** begin **

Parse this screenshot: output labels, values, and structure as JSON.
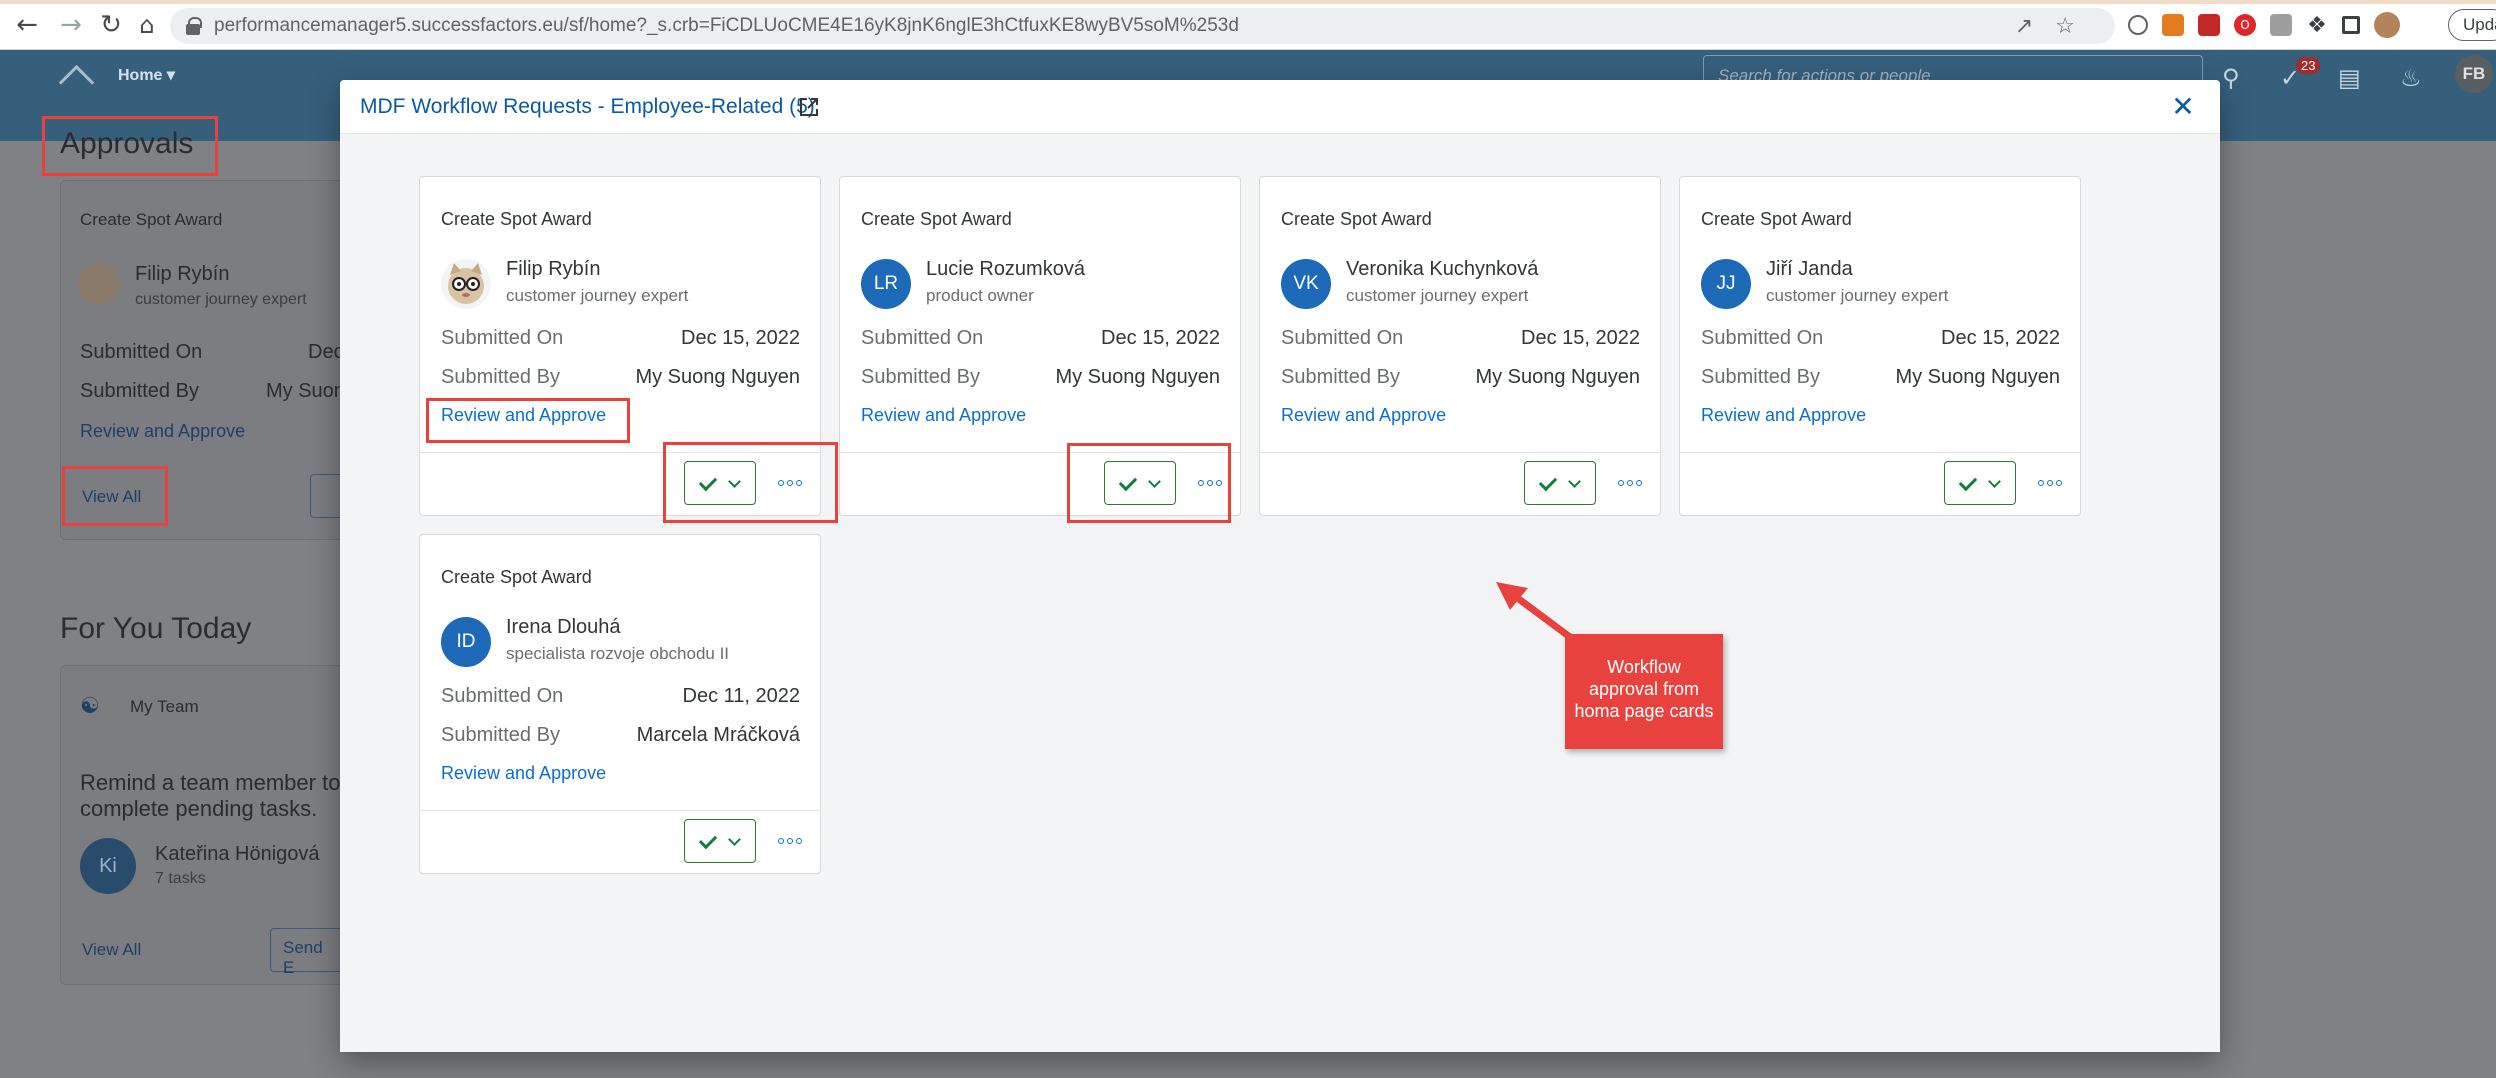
{
  "browser": {
    "url": "performancemanager5.successfactors.eu/sf/home?_s.crb=FiCDLUoCME4E16yK8jnK6nglE3hCtfuxKE8wyBV5soM%253d",
    "update_label": "Update"
  },
  "shell": {
    "home_label": "Home",
    "search_placeholder": "Search for actions or people",
    "notification_count": "23",
    "user_initials": "FB"
  },
  "background": {
    "approvals_title": "Approvals",
    "approval_card": {
      "type": "Create Spot Award",
      "name": "Filip Rybín",
      "role": "customer journey expert",
      "submitted_on_label": "Submitted On",
      "submitted_on_value": "Dec",
      "submitted_by_label": "Submitted By",
      "submitted_by_value": "My Suon",
      "review_link": "Review and Approve",
      "view_all": "View All"
    },
    "for_you_title": "For You Today",
    "team_card": {
      "title": "My Team",
      "message_line1": "Remind a team member to",
      "message_line2": "complete pending tasks.",
      "avatar_initials": "Ki",
      "member_name": "Kateřina Hönigová",
      "member_tasks": "7 tasks",
      "view_all": "View All",
      "send_button": "Send E"
    }
  },
  "dialog": {
    "title": "MDF Workflow Requests - Employee-Related (5)",
    "cards": [
      {
        "type": "Create Spot Award",
        "initials": "",
        "has_photo": true,
        "name": "Filip Rybín",
        "role": "customer journey expert",
        "submitted_on_label": "Submitted On",
        "submitted_on": "Dec 15, 2022",
        "submitted_by_label": "Submitted By",
        "submitted_by": "My Suong Nguyen",
        "link": "Review and Approve"
      },
      {
        "type": "Create Spot Award",
        "initials": "LR",
        "has_photo": false,
        "name": "Lucie Rozumková",
        "role": "product owner",
        "submitted_on_label": "Submitted On",
        "submitted_on": "Dec 15, 2022",
        "submitted_by_label": "Submitted By",
        "submitted_by": "My Suong Nguyen",
        "link": "Review and Approve"
      },
      {
        "type": "Create Spot Award",
        "initials": "VK",
        "has_photo": false,
        "name": "Veronika Kuchynková",
        "role": "customer journey expert",
        "submitted_on_label": "Submitted On",
        "submitted_on": "Dec 15, 2022",
        "submitted_by_label": "Submitted By",
        "submitted_by": "My Suong Nguyen",
        "link": "Review and Approve"
      },
      {
        "type": "Create Spot Award",
        "initials": "JJ",
        "has_photo": false,
        "name": "Jiří Janda",
        "role": "customer journey expert",
        "submitted_on_label": "Submitted On",
        "submitted_on": "Dec 15, 2022",
        "submitted_by_label": "Submitted By",
        "submitted_by": "My Suong Nguyen",
        "link": "Review and Approve"
      },
      {
        "type": "Create Spot Award",
        "initials": "ID",
        "has_photo": false,
        "name": "Irena Dlouhá",
        "role": "specialista rozvoje obchodu II",
        "submitted_on_label": "Submitted On",
        "submitted_on": "Dec 11, 2022",
        "submitted_by_label": "Submitted By",
        "submitted_by": "Marcela Mráčková",
        "link": "Review and Approve"
      }
    ]
  },
  "annotation": {
    "callout_line1": "Workflow",
    "callout_line2": "approval from",
    "callout_line3": "homa page cards",
    "accent_color": "#e8423f"
  }
}
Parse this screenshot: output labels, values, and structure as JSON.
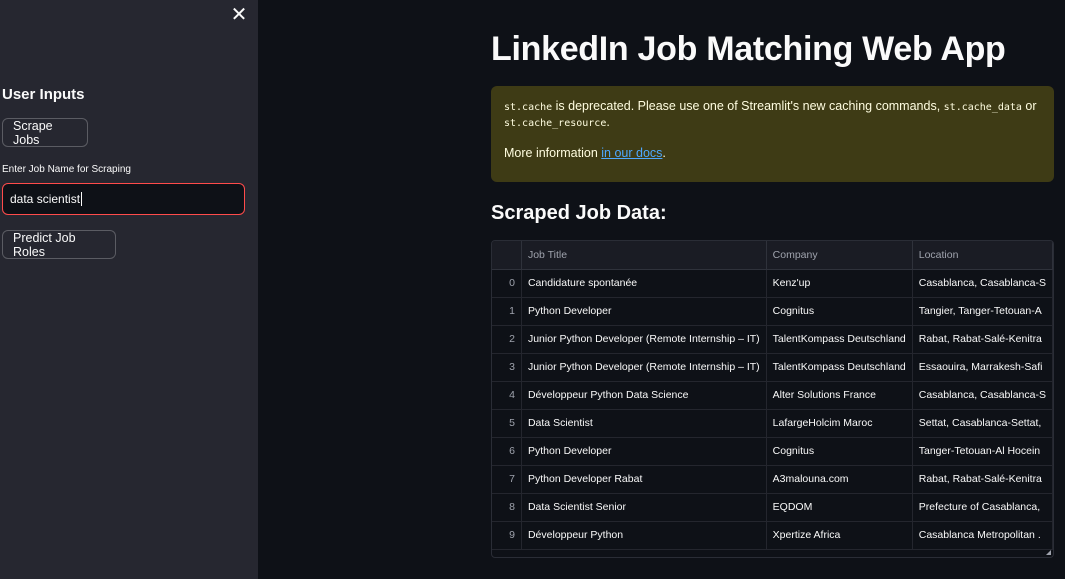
{
  "sidebar": {
    "title": "User Inputs",
    "scrape_button": "Scrape Jobs",
    "input_label": "Enter Job Name for Scraping",
    "input_value": "data scientist",
    "predict_button": "Predict Job Roles",
    "close_icon": "close-icon"
  },
  "main": {
    "title": "LinkedIn Job Matching Web App",
    "warning": {
      "code1": "st.cache",
      "text1": " is deprecated. Please use one of Streamlit's new caching commands, ",
      "code2": "st.cache_data",
      "text2": " or",
      "code3": "st.cache_resource",
      "text3": ".",
      "more_text": "More information ",
      "link_text": "in our docs",
      "period": "."
    },
    "section_title": "Scraped Job Data:",
    "table": {
      "columns": [
        "",
        "Job Title",
        "Company",
        "Location"
      ],
      "rows": [
        [
          "0",
          "Candidature spontanée",
          "Kenz'up",
          "Casablanca, Casablanca-S"
        ],
        [
          "1",
          "Python Developer",
          "Cognitus",
          "Tangier, Tanger-Tetouan-A"
        ],
        [
          "2",
          "Junior Python Developer (Remote Internship – IT)",
          "TalentKompass Deutschland",
          "Rabat, Rabat-Salé-Kenitra"
        ],
        [
          "3",
          "Junior Python Developer (Remote Internship – IT)",
          "TalentKompass Deutschland",
          "Essaouira, Marrakesh-Safi"
        ],
        [
          "4",
          "Développeur Python Data Science",
          "Alter Solutions France",
          "Casablanca, Casablanca-S"
        ],
        [
          "5",
          "Data Scientist",
          "LafargeHolcim Maroc",
          "Settat, Casablanca-Settat,"
        ],
        [
          "6",
          "Python Developer",
          "Cognitus",
          "Tanger-Tetouan-Al Hocein"
        ],
        [
          "7",
          "Python Developer Rabat",
          "A3malouna.com",
          "Rabat, Rabat-Salé-Kenitra"
        ],
        [
          "8",
          "Data Scientist Senior",
          "EQDOM",
          "Prefecture of Casablanca,"
        ],
        [
          "9",
          "Développeur Python",
          "Xpertize Africa",
          "Casablanca Metropolitan ."
        ]
      ]
    }
  },
  "colors": {
    "background": "#0e1117",
    "sidebar": "#262730",
    "warning_bg": "#3e3b15",
    "input_border": "#ff4b4b",
    "link": "#4ea8ff"
  }
}
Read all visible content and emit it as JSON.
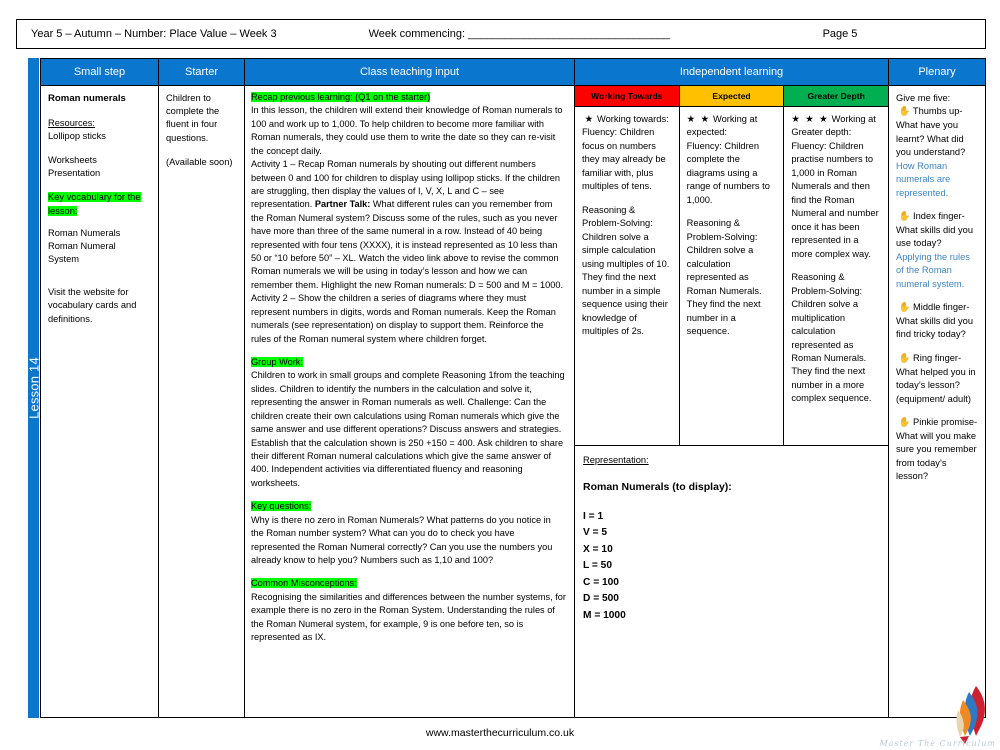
{
  "header": {
    "title": "Year 5 – Autumn – Number: Place Value – Week 3",
    "week_commencing": "Week commencing: _________________________________",
    "page": "Page 5"
  },
  "spine": {
    "lesson_label": "Lesson 14"
  },
  "columns": {
    "small_step": "Small step",
    "starter": "Starter",
    "class_teaching_input": "Class teaching input",
    "independent_learning": "Independent learning",
    "plenary": "Plenary"
  },
  "bands": [
    {
      "label": "Working Towards",
      "color": "#FF0000"
    },
    {
      "label": "Expected",
      "color": "#FFC000"
    },
    {
      "label": "Greater Depth",
      "color": "#00B050"
    }
  ],
  "small_step": {
    "title": "Roman numerals",
    "resources_label": "Resources:",
    "resources_1": "Lollipop sticks",
    "resources_2": "Worksheets",
    "resources_3": "Presentation",
    "key_vocab_heading": "Key vocabulary for the lesson:",
    "vocab_1": "Roman Numerals",
    "vocab_2": "Roman Numeral",
    "vocab_3": "System",
    "website_note": "Visit the website for vocabulary cards and definitions."
  },
  "starter": {
    "line_1": "Children to complete the fluent in four questions.",
    "line_2": "(Available soon)"
  },
  "teaching": {
    "recap_heading": "Recap previous learning: (Q1 on the starter)",
    "recap_body": "In this lesson, the children will extend their knowledge of Roman numerals to 100 and work up to 1,000. To help children to become more familiar with Roman numerals, they could use them to write the date so they can re-visit the concept daily.",
    "activity1_pre": "Activity 1 – Recap Roman numerals by shouting out different numbers between 0 and 100 for children to display using lollipop sticks. If the children are struggling, then display the values of I, V, X, L and C – see representation. ",
    "activity1_bold": "Partner Talk:",
    "activity1_post": " What different rules can you remember from the Roman Numeral system? Discuss some of the rules, such as you never have more than three of the same numeral in a row. Instead of 40 being represented with four tens (XXXX), it is instead represented as 10 less than 50 or “10 before 50” – XL. Watch the video link above to revise the common Roman numerals we will be using in today’s lesson and how we can remember them. Highlight the new Roman numerals: D = 500 and M = 1000.",
    "activity2": "Activity 2 – Show the children a series of diagrams where they must represent numbers in digits, words and Roman numerals. Keep the Roman numerals (see representation) on display to support them. Reinforce the rules of the Roman numeral system where children forget.",
    "group_work_heading": "Group Work:",
    "group_work_body": "Children to work in small groups and complete Reasoning 1from the teaching slides. Children to identify the numbers in the calculation and solve it, representing the answer in Roman numerals as well. Challenge: Can the children create their own calculations using Roman numerals which give the same answer and use different operations? Discuss answers and strategies. Establish that the calculation shown is 250 +150 = 400. Ask children to share their different Roman numeral calculations which give the same answer of 400. Independent activities via differentiated fluency and reasoning worksheets.",
    "key_questions_heading": "Key questions:",
    "key_questions_body": "Why is there no zero in Roman Numerals? What patterns do you notice in the Roman number system? What can you do to check you have represented the Roman Numeral correctly? Can you use the numbers you already know to help you? Numbers such as 1,10 and 100?",
    "misconceptions_heading": "Common Misconceptions:",
    "misconceptions_body": "Recognising the similarities and differences between the number systems, for example there is no zero in the Roman System. Understanding the rules of the Roman Numeral system, for example, 9 is one before ten, so is represented as IX."
  },
  "independent": {
    "working_towards": {
      "stars": "★",
      "heading": "Working towards:",
      "fluency": "Fluency: Children focus on numbers they may already be familiar with, plus multiples of tens.",
      "reasoning": "Reasoning & Problem-Solving: Children solve a simple calculation using multiples of 10. They find the next number in a simple sequence using their knowledge of multiples of 2s."
    },
    "expected": {
      "stars": "★ ★",
      "heading": "Working at expected:",
      "fluency": "Fluency: Children complete the diagrams using a range of numbers to 1,000.",
      "reasoning": "Reasoning & Problem-Solving: Children solve a calculation represented as Roman Numerals. They find the next number in a sequence."
    },
    "greater_depth": {
      "stars": "★ ★ ★",
      "heading": "Working at Greater depth:",
      "fluency": "Fluency: Children practise numbers to 1,000 in Roman Numerals and then find the Roman Numeral and number once it has been represented in a more complex way.",
      "reasoning": "Reasoning & Problem-Solving: Children solve a multiplication calculation represented as Roman Numerals. They find the next number in a more complex sequence."
    }
  },
  "representation": {
    "label": "Representation:",
    "subtitle": "Roman Numerals (to display):",
    "numerals": [
      "I = 1",
      "V = 5",
      "X = 10",
      "L = 50",
      "C = 100",
      "D = 500",
      "M = 1000"
    ]
  },
  "plenary": {
    "intro": "Give me five:",
    "items": [
      {
        "icon": "hand-icon",
        "text": " Thumbs up- What have you learnt? What did you understand?",
        "answer": "How Roman numerals are represented."
      },
      {
        "icon": "hand-icon",
        "text": " Index finger- What skills did you use today?",
        "answer": "Applying the rules of the Roman numeral system."
      },
      {
        "icon": "hand-icon",
        "text": " Middle finger- What skills did you find tricky today?",
        "answer": ""
      },
      {
        "icon": "hand-icon",
        "text": " Ring finger- What helped you in today’s lesson? (equipment/ adult)",
        "answer": ""
      },
      {
        "icon": "hand-icon",
        "text": " Pinkie promise- What will you make sure you remember from today’s lesson?",
        "answer": ""
      }
    ]
  },
  "footer": {
    "url": "www.masterthecurriculum.co.uk",
    "logo_text": "Master The Curriculum"
  }
}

** end **

Working from the entries above, return all lines that contain "there".

→ COMPLETE ANSWER
    "key_questions_body": "Why is there no zero in Roman Numerals? What patterns do you notice in the Roman number system? What can you do to check you have represented the Roman Numeral correctly? Can you use the numbers you already know to help you? Numbers such as 1,10 and 100?",
    "misconceptions_body": "Recognising the similarities and differences between the number systems, for example there is no zero in the Roman System. Understanding the rules of the Roman Numeral system, for example, 9 is one before ten, so is represented as IX."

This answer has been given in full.